(Task): Note each line that includes the word "philosophisch". Copy those lines.

── Given records ──

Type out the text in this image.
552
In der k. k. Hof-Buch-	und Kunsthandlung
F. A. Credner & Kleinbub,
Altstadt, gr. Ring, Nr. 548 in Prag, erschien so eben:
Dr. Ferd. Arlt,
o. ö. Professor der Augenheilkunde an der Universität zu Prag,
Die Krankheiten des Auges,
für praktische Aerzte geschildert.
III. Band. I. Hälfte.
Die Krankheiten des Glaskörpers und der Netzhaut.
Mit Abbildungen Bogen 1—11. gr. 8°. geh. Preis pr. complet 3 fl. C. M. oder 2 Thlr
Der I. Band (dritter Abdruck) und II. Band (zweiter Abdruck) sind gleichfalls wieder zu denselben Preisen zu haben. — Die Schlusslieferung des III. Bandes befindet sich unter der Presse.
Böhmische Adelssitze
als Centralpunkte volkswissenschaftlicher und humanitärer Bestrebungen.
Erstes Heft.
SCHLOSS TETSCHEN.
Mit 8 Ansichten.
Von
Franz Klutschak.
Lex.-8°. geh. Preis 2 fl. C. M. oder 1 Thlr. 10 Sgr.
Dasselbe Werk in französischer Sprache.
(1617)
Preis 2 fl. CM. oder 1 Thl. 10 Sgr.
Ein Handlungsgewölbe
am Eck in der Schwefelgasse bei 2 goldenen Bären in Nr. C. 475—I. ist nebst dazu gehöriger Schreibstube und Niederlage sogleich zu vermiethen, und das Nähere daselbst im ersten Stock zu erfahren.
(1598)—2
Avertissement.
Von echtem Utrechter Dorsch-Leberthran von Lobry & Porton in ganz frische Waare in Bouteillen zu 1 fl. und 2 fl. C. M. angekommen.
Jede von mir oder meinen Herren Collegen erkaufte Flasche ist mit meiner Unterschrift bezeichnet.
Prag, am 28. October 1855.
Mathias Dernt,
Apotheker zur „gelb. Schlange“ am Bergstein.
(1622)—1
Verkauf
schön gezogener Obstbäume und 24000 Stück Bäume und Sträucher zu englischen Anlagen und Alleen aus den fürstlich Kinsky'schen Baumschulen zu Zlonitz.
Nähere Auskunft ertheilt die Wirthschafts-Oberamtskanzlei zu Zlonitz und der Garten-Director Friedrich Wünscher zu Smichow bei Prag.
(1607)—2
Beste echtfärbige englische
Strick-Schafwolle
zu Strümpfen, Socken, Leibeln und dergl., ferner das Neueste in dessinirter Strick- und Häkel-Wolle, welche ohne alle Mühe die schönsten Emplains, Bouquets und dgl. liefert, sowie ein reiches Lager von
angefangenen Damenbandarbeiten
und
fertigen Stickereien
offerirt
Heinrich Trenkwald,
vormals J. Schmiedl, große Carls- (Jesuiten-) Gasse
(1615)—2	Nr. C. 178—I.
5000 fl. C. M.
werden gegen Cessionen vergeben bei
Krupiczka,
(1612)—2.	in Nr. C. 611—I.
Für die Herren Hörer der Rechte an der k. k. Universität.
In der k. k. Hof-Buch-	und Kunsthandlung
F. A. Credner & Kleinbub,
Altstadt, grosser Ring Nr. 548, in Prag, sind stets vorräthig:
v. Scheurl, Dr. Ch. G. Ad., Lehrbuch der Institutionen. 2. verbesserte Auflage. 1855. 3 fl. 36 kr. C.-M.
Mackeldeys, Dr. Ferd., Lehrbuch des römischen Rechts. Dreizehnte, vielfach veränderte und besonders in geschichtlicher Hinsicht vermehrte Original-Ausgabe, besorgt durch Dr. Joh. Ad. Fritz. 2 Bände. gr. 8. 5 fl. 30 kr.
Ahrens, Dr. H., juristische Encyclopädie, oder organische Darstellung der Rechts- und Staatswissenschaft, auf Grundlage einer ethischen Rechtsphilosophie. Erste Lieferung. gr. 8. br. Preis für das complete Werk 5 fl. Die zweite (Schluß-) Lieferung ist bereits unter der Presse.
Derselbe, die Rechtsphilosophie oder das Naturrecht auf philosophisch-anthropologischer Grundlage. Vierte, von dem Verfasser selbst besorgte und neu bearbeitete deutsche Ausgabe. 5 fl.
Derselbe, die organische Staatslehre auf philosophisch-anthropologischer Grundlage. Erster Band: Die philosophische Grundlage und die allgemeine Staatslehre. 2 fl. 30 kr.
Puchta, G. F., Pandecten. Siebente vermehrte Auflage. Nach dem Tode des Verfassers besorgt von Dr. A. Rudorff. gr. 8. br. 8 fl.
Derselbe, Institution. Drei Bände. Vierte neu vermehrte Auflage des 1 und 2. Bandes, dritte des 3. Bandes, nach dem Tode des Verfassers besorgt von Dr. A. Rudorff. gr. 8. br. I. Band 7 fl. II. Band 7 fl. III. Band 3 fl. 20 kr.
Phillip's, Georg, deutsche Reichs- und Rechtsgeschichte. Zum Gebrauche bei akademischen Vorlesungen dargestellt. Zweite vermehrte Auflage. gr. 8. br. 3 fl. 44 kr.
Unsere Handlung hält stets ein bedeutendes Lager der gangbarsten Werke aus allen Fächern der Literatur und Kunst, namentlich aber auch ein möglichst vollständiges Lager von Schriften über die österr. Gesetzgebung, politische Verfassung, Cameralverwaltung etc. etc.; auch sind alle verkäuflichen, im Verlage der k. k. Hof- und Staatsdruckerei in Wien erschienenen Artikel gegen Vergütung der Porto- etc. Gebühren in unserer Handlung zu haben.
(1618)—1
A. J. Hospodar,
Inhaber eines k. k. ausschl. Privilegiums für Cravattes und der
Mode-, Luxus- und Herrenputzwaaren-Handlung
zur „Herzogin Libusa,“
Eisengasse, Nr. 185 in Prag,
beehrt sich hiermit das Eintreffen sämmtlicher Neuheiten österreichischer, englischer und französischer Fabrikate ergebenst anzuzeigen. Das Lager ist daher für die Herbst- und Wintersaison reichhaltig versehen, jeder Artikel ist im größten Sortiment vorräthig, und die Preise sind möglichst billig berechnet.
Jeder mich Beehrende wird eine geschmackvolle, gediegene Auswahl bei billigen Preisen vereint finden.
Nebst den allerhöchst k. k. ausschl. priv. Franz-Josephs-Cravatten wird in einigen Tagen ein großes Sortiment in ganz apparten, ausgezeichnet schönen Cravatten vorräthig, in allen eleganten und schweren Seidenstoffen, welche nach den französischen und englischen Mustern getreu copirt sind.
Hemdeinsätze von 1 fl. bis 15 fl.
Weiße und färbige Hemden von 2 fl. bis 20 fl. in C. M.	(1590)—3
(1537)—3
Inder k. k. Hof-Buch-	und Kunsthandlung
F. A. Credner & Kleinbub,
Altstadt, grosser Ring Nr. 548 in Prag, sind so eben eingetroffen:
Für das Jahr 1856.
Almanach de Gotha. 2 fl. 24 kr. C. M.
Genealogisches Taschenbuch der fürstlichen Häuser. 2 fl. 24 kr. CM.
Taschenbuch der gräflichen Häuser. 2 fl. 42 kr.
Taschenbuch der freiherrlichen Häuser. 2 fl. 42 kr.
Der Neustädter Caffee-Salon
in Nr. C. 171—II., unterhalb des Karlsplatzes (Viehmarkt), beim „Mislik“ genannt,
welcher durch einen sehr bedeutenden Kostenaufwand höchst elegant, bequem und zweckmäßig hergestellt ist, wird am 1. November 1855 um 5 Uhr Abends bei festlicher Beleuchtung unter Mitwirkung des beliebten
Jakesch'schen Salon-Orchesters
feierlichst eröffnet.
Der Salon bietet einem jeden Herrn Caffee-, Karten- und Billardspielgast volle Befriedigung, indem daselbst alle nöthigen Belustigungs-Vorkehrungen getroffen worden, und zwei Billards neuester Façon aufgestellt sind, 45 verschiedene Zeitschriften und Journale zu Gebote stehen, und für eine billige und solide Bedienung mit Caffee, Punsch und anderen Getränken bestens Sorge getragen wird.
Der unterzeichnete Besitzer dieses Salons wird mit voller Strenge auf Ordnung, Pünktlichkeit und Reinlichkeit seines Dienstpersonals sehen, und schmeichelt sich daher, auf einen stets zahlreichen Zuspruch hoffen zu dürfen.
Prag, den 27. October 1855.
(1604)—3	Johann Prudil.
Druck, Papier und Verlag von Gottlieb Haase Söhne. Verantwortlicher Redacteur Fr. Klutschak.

───

(Task output):
Derselbe, die Rechtsphilosophie oder das Naturrecht auf philosophisch-anthropologischer Grundlage. Vierte, von dem Verfasser selbst besorgte und neu bearbeitete deutsche Ausgabe. 5 fl.
Derselbe, die organische Staatslehre auf philosophisch-anthropologischer Grundlage. Erster Band: Die philosophische Grundlage und die allgemeine Staatslehre. 2 fl. 30 kr.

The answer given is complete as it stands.